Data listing

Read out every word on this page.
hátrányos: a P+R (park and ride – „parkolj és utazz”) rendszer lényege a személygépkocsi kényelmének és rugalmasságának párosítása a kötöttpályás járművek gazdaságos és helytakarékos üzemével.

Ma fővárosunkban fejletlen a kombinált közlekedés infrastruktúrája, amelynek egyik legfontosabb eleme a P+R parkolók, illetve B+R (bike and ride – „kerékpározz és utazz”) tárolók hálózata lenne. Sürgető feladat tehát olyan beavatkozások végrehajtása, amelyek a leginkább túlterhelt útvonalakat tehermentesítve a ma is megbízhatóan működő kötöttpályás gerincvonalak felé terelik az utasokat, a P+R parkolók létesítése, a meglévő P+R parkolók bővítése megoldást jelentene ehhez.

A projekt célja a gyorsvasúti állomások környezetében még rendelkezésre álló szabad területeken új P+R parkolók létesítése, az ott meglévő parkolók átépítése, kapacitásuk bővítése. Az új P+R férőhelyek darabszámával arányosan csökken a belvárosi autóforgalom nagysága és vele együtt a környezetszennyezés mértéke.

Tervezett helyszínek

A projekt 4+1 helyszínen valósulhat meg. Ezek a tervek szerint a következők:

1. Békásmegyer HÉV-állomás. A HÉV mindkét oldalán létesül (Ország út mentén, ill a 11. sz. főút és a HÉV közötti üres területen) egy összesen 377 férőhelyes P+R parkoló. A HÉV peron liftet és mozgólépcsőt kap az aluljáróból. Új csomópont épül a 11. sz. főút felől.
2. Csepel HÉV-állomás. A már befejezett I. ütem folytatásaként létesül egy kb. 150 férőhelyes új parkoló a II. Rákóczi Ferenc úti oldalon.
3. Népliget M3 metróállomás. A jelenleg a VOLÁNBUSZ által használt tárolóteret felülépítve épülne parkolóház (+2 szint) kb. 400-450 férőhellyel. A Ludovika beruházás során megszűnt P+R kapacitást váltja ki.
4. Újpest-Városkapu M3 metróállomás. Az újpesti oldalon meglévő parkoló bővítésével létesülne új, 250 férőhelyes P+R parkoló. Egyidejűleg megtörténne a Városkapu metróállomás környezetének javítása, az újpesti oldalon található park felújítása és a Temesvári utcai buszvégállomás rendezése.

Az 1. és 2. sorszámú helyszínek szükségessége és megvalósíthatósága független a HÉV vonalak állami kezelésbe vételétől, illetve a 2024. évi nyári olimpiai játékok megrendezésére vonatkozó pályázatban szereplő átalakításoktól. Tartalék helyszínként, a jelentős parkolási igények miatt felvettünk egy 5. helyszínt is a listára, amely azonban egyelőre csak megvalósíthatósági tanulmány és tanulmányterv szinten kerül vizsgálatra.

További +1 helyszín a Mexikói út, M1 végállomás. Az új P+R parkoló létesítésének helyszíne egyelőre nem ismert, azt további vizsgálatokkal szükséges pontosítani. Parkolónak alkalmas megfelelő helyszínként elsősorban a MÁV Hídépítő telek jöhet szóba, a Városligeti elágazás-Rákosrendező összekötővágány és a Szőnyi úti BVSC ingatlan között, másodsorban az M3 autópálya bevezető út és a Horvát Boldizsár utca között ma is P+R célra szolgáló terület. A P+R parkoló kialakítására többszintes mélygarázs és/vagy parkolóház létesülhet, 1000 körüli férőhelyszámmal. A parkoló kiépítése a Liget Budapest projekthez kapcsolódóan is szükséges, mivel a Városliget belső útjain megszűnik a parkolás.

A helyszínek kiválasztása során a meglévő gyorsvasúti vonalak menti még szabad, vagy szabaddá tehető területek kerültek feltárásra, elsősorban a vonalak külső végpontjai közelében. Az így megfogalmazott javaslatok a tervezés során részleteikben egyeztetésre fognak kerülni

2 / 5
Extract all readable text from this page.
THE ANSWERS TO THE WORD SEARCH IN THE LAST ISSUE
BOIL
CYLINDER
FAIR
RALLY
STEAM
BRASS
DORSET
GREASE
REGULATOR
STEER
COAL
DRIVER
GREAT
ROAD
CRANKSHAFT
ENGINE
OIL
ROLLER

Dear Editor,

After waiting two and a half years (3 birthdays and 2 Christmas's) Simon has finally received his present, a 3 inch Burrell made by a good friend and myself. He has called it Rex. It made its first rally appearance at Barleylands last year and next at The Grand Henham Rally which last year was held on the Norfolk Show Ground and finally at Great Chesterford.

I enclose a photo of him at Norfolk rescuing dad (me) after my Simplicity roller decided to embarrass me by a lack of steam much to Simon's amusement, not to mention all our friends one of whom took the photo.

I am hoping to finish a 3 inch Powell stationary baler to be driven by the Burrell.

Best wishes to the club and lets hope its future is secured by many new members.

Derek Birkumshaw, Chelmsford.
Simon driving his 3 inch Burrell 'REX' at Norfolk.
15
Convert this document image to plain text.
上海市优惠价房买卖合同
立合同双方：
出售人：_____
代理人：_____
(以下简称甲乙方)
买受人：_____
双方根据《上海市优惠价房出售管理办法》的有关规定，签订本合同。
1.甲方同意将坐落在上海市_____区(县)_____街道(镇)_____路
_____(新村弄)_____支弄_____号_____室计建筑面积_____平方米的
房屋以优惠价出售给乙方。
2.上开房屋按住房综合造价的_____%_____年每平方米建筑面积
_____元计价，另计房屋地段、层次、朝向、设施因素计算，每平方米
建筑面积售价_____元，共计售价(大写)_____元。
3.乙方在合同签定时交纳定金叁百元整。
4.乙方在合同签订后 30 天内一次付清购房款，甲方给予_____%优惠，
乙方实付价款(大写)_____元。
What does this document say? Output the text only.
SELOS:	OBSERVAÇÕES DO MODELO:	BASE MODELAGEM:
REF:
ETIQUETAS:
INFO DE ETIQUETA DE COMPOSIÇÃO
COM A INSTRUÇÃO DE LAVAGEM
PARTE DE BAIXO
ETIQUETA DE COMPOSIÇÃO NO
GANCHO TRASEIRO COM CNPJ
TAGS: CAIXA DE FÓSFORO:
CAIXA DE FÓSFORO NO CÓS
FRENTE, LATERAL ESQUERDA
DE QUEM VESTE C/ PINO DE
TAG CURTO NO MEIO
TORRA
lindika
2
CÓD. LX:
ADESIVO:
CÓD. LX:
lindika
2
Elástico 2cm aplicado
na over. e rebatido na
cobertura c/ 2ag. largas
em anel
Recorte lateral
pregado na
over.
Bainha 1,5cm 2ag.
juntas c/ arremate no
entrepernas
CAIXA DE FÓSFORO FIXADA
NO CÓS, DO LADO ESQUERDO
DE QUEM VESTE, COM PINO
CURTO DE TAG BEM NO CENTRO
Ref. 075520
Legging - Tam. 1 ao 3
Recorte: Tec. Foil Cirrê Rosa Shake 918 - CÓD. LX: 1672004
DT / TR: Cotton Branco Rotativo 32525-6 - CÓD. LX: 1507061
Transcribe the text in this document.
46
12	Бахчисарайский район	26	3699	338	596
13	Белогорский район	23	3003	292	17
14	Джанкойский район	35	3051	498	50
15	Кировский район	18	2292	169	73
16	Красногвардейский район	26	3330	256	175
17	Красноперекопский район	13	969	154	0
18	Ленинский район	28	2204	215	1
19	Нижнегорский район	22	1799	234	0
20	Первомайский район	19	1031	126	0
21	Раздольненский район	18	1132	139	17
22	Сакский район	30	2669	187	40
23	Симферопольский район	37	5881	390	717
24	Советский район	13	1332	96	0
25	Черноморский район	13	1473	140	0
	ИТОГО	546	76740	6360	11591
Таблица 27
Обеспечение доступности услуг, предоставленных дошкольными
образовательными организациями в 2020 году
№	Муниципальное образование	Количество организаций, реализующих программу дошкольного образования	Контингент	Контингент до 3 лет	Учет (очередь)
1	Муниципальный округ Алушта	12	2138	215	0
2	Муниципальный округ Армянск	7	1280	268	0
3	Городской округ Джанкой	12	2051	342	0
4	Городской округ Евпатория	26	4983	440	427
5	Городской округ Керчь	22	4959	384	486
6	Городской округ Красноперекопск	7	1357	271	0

THE REQUEST
Lines from the records above that hold "округ" are the ones to list.

TASK RESULT
1	Муниципальный округ Алушта	12	2138	215	0
2	Муниципальный округ Армянск	7	1280	268	0
3	Городской округ Джанкой	12	2051	342	0
4	Городской округ Евпатория	26	4983	440	427
5	Городской округ Керчь	22	4959	384	486
6	Городской округ Красноперекопск	7	1357	271	0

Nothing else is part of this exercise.